Directions |
Output the stretch of the records from the very first line through the line containing "svg-text:1: 1 <box>63 196 72 215</box>" as a numbered list, leaving out blank lines.

═════ Provided data ═════

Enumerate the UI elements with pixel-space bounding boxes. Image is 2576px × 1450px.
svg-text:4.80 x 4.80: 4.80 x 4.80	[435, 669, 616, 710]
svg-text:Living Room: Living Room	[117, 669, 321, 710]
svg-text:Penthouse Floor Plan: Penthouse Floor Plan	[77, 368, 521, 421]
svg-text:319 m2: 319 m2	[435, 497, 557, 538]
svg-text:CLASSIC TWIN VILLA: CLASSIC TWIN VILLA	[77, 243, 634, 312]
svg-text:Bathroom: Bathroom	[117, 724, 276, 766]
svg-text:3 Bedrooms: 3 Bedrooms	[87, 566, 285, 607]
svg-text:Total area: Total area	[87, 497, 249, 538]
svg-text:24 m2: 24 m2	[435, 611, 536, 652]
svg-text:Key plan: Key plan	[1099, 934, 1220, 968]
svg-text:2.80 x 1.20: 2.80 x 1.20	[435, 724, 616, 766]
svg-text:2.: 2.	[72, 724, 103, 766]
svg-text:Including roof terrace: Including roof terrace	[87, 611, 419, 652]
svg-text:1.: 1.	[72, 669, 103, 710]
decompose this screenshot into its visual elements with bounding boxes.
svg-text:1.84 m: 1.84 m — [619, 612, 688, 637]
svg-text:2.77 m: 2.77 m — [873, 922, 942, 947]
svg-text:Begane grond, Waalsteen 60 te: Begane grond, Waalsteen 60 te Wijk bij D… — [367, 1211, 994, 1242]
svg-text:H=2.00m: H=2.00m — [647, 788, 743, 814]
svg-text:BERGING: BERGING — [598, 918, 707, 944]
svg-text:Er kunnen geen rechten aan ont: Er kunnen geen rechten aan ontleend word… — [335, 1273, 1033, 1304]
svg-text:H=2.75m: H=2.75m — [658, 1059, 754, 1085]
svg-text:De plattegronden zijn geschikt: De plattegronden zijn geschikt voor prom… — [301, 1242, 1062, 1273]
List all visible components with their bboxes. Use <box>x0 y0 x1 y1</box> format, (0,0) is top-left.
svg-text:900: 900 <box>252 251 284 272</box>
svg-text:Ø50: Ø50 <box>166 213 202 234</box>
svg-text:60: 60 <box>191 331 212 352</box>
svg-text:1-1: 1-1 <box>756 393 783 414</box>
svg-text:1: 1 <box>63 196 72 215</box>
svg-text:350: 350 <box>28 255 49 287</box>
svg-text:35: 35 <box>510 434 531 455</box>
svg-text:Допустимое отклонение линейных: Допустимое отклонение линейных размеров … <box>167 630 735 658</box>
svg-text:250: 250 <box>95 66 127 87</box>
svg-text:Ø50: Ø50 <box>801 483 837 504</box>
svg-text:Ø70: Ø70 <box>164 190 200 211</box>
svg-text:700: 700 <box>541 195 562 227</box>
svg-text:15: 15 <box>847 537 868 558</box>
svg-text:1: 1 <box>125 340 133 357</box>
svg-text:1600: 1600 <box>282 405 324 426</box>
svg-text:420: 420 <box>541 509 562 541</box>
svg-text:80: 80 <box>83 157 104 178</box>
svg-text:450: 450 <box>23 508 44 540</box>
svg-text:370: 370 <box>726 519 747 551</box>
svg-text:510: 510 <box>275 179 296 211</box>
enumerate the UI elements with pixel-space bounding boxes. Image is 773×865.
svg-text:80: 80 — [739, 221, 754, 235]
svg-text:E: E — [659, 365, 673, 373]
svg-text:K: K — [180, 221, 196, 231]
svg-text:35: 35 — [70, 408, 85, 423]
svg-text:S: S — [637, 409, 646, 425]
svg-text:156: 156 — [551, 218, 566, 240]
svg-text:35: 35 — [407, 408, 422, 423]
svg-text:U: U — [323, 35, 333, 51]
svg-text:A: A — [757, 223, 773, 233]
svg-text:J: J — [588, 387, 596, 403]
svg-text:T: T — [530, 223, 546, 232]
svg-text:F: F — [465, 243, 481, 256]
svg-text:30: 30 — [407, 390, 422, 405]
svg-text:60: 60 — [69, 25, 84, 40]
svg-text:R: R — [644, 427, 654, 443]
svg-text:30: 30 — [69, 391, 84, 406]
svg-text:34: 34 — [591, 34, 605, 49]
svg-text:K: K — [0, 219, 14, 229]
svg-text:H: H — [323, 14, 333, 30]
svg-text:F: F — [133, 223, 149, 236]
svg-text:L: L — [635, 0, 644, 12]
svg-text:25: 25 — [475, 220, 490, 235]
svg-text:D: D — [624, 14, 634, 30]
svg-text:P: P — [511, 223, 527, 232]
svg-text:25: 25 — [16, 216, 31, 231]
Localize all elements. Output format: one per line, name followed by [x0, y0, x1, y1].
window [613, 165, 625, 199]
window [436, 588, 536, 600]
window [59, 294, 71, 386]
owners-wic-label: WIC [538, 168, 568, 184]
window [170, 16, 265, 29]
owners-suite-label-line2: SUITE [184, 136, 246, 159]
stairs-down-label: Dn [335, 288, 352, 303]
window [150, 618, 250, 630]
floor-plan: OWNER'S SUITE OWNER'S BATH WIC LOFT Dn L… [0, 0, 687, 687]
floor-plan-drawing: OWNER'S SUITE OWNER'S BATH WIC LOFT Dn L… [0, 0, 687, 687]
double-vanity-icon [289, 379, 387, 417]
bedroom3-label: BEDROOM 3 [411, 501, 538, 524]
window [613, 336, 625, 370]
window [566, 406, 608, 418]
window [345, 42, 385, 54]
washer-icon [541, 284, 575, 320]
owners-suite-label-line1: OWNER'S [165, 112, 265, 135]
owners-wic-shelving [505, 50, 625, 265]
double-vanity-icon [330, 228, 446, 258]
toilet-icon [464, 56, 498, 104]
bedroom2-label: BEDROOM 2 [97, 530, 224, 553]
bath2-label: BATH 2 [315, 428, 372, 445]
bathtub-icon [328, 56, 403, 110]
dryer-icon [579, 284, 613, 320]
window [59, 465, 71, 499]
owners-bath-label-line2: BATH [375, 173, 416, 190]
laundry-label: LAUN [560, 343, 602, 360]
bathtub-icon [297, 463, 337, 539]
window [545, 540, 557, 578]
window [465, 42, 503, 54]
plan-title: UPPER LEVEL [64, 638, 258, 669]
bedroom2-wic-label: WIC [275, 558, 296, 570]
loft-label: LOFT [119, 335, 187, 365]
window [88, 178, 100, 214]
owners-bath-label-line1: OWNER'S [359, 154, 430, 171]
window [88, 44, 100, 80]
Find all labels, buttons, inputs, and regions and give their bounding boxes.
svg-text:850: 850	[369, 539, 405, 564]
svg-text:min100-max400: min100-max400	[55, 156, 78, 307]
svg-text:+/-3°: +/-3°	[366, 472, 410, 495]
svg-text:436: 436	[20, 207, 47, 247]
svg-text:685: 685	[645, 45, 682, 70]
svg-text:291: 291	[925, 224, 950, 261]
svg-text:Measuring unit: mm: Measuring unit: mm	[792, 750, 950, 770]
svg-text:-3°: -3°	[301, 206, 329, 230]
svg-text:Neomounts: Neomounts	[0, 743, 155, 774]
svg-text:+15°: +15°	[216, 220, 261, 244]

═════

Result of the exercise |
1. Enumerate the UI elements with pixel-space bounding boxes. Image is 2576px × 1450px.
2. svg-text:4.80 x 4.80: 4.80 x 4.80	[435, 669, 616, 710]
3. svg-text:Living Room: Living Room	[117, 669, 321, 710]
4. svg-text:Penthouse Floor Plan: Penthouse Floor Plan	[77, 368, 521, 421]
5. svg-text:319 m2: 319 m2	[435, 497, 557, 538]
6. svg-text:CLASSIC TWIN VILLA: CLASSIC TWIN VILLA	[77, 243, 634, 312]
7. svg-text:Bathroom: Bathroom	[117, 724, 276, 766]
8. svg-text:3 Bedrooms: 3 Bedrooms	[87, 566, 285, 607]
9. svg-text:Total area: Total area	[87, 497, 249, 538]
10. svg-text:24 m2: 24 m2	[435, 611, 536, 652]
11. svg-text:Key plan: Key plan	[1099, 934, 1220, 968]
12. svg-text:2.80 x 1.20: 2.80 x 1.20	[435, 724, 616, 766]
13. svg-text:2.: 2.	[72, 724, 103, 766]
14. svg-text:Including roof terrace: Including roof terrace	[87, 611, 419, 652]
15. svg-text:1.: 1.	[72, 669, 103, 710]
16. decompose this screenshot into its visual elements with bounding boxes.
17. svg-text:1.84 m: 1.84 m — [619, 612, 688, 637]
18. svg-text:2.77 m: 2.77 m — [873, 922, 942, 947]
19. svg-text:Begane grond, Waalsteen 60 te: Begane grond, Waalsteen 60 te Wijk bij D… — [367, 1211, 994, 1242]
20. svg-text:H=2.00m: H=2.00m — [647, 788, 743, 814]
21. svg-text:BERGING: BERGING — [598, 918, 707, 944]
22. svg-text:Er kunnen geen rechten aan ont: Er kunnen geen rechten aan ontleend word… — [335, 1273, 1033, 1304]
23. svg-text:H=2.75m: H=2.75m — [658, 1059, 754, 1085]
24. svg-text:De plattegronden zijn geschikt: De plattegronden zijn geschikt voor prom… — [301, 1242, 1062, 1273]
25. List all visible components with their bboxes. Use <box>x0 y0 x1 y1</box> format, (0,0) is top-left.
26. svg-text:900: 900 <box>252 251 284 272</box>
27. svg-text:Ø50: Ø50 <box>166 213 202 234</box>
28. svg-text:60: 60 <box>191 331 212 352</box>
29. svg-text:1-1: 1-1 <box>756 393 783 414</box>
30. svg-text:1: 1 <box>63 196 72 215</box>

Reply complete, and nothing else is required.